Given information »
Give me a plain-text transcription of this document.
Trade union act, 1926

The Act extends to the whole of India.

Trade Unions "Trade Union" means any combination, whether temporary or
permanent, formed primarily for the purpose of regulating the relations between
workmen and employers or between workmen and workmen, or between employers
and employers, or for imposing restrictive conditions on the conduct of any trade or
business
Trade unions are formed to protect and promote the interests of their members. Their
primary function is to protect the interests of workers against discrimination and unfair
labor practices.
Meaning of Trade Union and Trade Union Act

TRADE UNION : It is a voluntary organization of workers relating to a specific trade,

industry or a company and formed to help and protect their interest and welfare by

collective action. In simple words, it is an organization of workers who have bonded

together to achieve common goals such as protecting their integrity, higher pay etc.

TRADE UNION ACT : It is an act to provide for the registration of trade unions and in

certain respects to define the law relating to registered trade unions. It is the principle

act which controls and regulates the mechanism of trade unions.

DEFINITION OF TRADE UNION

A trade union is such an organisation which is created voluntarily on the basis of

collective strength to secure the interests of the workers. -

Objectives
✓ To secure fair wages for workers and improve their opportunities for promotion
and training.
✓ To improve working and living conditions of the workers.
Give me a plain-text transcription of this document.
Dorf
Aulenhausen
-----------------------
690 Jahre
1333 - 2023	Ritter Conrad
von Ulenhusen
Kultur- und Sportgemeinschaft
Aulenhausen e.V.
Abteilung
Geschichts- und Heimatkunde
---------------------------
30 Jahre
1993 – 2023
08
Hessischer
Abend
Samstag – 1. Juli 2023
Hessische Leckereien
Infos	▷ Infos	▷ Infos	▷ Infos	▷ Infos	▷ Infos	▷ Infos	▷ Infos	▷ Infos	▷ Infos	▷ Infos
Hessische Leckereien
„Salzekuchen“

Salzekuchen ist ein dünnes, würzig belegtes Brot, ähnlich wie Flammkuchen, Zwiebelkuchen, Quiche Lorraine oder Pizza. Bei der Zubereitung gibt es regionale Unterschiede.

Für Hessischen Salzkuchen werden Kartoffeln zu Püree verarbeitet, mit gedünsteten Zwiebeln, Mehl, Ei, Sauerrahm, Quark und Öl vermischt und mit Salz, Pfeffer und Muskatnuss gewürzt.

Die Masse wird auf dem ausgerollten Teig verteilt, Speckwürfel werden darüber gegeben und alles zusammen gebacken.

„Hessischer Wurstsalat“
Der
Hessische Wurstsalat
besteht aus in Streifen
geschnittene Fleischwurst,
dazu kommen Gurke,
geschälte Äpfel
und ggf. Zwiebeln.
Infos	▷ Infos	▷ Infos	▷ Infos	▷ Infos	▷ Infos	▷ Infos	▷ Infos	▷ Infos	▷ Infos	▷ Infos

Short problem » Repeat all the records. Match each line exactly.

Completed task »
Give me a plain-text transcription of this document.
Trade union act, 1926

The Act extends to the whole of India.

Trade Unions "Trade Union" means any combination, whether temporary or
permanent, formed primarily for the purpose of regulating the relations between
workmen and employers or between workmen and workmen, or between employers
and employers, or for imposing restrictive conditions on the conduct of any trade or
business
Trade unions are formed to protect and promote the interests of their members. Their
primary function is to protect the interests of workers against discrimination and unfair
labor practices.
Meaning of Trade Union and Trade Union Act

TRADE UNION : It is a voluntary organization of workers relating to a specific trade,

industry or a company and formed to help and protect their interest and welfare by

collective action. In simple words, it is an organization of workers who have bonded

together to achieve common goals such as protecting their integrity, higher pay etc.

TRADE UNION ACT : It is an act to provide for the registration of trade unions and in

certain respects to define the law relating to registered trade unions. It is the principle

act which controls and regulates the mechanism of trade unions.

DEFINITION OF TRADE UNION

A trade union is such an organisation which is created voluntarily on the basis of

collective strength to secure the interests of the workers. -

Objectives
✓ To secure fair wages for workers and improve their opportunities for promotion
and training.
✓ To improve working and living conditions of the workers.
Give me a plain-text transcription of this document.
Dorf
Aulenhausen
-----------------------
690 Jahre
1333 - 2023	Ritter Conrad
von Ulenhusen
Kultur- und Sportgemeinschaft
Aulenhausen e.V.
Abteilung
Geschichts- und Heimatkunde
---------------------------
30 Jahre
1993 – 2023
08
Hessischer
Abend
Samstag – 1. Juli 2023
Hessische Leckereien
Infos	▷ Infos	▷ Infos	▷ Infos	▷ Infos	▷ Infos	▷ Infos	▷ Infos	▷ Infos	▷ Infos	▷ Infos
Hessische Leckereien
„Salzekuchen“

Salzekuchen ist ein dünnes, würzig belegtes Brot, ähnlich wie Flammkuchen, Zwiebelkuchen, Quiche Lorraine oder Pizza. Bei der Zubereitung gibt es regionale Unterschiede.

Für Hessischen Salzkuchen werden Kartoffeln zu Püree verarbeitet, mit gedünsteten Zwiebeln, Mehl, Ei, Sauerrahm, Quark und Öl vermischt und mit Salz, Pfeffer und Muskatnuss gewürzt.

Die Masse wird auf dem ausgerollten Teig verteilt, Speckwürfel werden darüber gegeben und alles zusammen gebacken.

„Hessischer Wurstsalat“
Der
Hessische Wurstsalat
besteht aus in Streifen
geschnittene Fleischwurst,
dazu kommen Gurke,
geschälte Äpfel
und ggf. Zwiebeln.
Infos	▷ Infos	▷ Infos	▷ Infos	▷ Infos	▷ Infos	▷ Infos	▷ Infos	▷ Infos	▷ Infos	▷ Infos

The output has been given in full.